YOUR TASK: Give the count of lines in the data that include the string "Обеспечение", with no added remarks.

PROVIDED RECORDS:
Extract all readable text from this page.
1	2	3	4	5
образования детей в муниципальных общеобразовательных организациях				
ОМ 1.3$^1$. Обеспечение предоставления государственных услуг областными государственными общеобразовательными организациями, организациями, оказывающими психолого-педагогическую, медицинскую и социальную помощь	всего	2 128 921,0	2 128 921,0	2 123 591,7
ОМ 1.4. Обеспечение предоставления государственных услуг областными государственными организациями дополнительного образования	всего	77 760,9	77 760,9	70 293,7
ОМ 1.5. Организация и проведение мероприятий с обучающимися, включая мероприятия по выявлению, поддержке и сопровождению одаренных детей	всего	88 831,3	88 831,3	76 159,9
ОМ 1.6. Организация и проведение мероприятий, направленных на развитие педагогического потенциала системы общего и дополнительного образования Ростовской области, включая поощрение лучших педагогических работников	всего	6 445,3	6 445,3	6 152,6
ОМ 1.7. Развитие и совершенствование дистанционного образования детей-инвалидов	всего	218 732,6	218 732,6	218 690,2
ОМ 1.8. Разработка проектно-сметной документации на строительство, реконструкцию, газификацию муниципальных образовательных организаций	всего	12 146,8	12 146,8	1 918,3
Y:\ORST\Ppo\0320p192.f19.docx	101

TASK RESULT: 2